Enjoy it, you only live once!  And it takes quite awhile to use something up, for me at least, because i contstantly rotate colors.


----------



## thegirlgotsoul (May 27, 2005)

I use my Diana Eyes 1 quad & my Parrot VERY sparely. I too, am afraid of the day they get used up and I have none left.  
	

	
	
		
		

		
		
	


	




ops:


----------



## joytheobscure (May 28, 2005)

Quote:

   Originally Posted by *banana* 
_Booooooo! Today I lost pink apperatif lipstick.  I think it fell out of my purse.  It is limited edition and one of my favourites. :-(_

 
OH no I hope you find it! I wore it today and its just wonderful its a perfect match for my lips just shinier and prettier- love that shade its my new favorite nude/natural color.  I found one of mylipglasses that vanished in the trunk of my car last week, it'd been gone for months.


----------



## Glamourpusskitty (May 28, 2005)

I'm a little weird when it comes to using my makeup too, I love the way a product looks when its brand new and untouched so for a while I will only allow myself to admire it in its pot/box.  It seems to be that I need to get a new product to admire before I will allow myself to use the one I bought previously. 

I hope that makes sense lol, I didn't explain it very well.


----------



## HotPinkHeels (Jun 1, 2005)

****

* Challenge A
In the makeup thread, rewrite the passage starting at "OH no I hope" and ending at "I bought previously.", changing "trunk" to "glove compartment".
* Challenge B
In the makeup thread, where did joytheobscure find a lipglass that had vanished?

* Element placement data
****

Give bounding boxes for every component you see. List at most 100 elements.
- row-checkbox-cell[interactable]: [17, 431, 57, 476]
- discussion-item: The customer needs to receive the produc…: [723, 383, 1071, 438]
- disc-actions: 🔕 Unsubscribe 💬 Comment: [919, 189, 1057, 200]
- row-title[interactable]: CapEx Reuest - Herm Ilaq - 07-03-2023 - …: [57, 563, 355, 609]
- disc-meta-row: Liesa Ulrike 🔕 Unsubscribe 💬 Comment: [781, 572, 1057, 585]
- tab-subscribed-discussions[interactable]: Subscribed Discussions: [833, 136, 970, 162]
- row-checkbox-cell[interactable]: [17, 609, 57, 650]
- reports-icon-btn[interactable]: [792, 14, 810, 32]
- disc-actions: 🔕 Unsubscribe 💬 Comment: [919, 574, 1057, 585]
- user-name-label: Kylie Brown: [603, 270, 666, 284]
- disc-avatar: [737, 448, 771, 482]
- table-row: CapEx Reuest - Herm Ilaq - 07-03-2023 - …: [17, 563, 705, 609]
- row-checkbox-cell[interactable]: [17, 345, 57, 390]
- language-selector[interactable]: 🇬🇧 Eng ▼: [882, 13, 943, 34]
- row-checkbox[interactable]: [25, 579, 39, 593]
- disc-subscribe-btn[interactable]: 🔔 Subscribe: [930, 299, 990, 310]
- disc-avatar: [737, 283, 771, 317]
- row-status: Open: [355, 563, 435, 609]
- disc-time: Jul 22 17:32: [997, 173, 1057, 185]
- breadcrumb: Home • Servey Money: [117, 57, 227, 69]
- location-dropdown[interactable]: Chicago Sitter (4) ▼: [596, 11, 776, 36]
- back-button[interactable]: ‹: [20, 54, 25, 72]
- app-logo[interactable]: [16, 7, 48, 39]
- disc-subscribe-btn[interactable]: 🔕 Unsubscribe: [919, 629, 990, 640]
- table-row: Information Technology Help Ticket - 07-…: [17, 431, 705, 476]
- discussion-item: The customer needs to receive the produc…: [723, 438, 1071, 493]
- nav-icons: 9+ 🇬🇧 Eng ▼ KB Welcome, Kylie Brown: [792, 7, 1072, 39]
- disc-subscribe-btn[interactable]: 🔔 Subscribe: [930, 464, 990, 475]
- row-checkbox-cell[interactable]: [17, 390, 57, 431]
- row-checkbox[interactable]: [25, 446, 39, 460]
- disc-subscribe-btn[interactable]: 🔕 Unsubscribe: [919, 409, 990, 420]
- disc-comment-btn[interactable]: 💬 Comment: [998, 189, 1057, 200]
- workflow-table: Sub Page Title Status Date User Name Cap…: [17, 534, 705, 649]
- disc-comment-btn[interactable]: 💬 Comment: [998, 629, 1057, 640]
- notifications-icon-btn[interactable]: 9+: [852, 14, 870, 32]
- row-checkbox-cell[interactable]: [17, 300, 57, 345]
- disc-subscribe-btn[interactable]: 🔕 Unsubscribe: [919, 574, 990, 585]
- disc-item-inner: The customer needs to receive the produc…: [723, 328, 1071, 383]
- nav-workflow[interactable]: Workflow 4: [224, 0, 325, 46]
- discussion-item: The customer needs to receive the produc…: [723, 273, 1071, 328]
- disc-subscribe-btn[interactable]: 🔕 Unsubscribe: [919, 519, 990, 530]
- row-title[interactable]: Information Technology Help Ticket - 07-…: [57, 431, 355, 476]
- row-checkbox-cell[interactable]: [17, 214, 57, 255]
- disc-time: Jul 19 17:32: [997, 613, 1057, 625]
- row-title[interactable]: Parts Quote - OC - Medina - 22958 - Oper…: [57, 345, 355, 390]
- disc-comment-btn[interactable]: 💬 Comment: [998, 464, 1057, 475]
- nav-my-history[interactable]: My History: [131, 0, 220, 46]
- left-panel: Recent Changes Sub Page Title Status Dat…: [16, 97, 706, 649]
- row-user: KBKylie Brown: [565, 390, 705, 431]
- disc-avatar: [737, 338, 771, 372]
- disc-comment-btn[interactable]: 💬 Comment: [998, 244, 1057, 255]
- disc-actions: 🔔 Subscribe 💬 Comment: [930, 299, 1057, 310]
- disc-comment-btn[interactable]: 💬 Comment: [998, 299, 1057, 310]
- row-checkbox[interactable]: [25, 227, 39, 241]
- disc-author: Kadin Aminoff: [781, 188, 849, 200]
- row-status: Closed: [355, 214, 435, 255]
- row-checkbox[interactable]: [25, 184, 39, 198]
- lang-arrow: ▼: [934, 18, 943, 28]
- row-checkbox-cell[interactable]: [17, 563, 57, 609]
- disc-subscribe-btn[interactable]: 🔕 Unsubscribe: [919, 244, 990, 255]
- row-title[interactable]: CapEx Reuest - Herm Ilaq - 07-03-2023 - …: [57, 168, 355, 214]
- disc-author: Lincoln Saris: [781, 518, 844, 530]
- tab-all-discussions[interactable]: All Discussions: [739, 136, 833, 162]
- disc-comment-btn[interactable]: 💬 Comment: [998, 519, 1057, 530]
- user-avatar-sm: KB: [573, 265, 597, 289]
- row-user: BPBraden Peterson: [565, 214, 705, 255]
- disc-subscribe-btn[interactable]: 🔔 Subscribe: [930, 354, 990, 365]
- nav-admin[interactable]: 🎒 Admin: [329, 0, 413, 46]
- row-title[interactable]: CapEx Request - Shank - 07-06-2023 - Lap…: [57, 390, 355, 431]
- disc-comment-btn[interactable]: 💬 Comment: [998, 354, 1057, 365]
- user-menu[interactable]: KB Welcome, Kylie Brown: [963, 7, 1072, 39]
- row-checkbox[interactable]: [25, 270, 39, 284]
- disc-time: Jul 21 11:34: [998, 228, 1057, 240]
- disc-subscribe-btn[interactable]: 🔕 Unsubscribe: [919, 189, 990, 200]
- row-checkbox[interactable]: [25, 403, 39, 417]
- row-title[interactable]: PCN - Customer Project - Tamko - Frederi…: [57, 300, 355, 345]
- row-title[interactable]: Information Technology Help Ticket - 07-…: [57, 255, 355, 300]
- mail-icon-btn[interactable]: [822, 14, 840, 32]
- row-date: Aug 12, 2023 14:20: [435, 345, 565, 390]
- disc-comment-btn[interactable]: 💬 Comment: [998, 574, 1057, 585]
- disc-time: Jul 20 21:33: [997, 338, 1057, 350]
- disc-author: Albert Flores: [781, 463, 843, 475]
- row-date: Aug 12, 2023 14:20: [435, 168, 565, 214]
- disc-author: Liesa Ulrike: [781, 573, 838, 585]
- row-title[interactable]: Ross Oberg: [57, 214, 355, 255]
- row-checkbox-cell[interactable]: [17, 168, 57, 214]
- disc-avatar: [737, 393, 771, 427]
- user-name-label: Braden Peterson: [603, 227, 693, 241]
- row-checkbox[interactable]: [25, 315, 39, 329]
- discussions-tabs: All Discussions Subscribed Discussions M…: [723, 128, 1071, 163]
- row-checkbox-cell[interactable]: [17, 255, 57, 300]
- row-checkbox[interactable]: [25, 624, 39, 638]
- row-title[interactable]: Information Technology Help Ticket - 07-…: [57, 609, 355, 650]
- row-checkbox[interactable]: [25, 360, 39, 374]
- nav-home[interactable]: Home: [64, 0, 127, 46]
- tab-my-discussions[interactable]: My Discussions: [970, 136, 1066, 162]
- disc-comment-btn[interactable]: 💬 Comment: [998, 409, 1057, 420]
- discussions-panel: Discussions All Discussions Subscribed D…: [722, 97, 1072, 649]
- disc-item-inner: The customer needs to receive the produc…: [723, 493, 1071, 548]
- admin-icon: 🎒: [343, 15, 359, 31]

****

* Complete answer A
OH no I hope you find it! I wore it today and its just wonderful its a perfect match for my lips just shinier and prettier- love that shade its my new favorite nude/natural color.  I found one of mylipglasses that vanished in the glove compartment of my car last week, it'd been gone for months.


----------



## Glamourpusskitty (May 28, 2005)

I'm a little weird when it comes to using my makeup too, I love the way a product looks when its brand new and untouched so for a while I will only allow myself to admire it in its pot/box.  It seems to be that I need to get a new product to admire before I will allow myself to use the one I bought previously.

* Complete answer B
In the trunk of the car.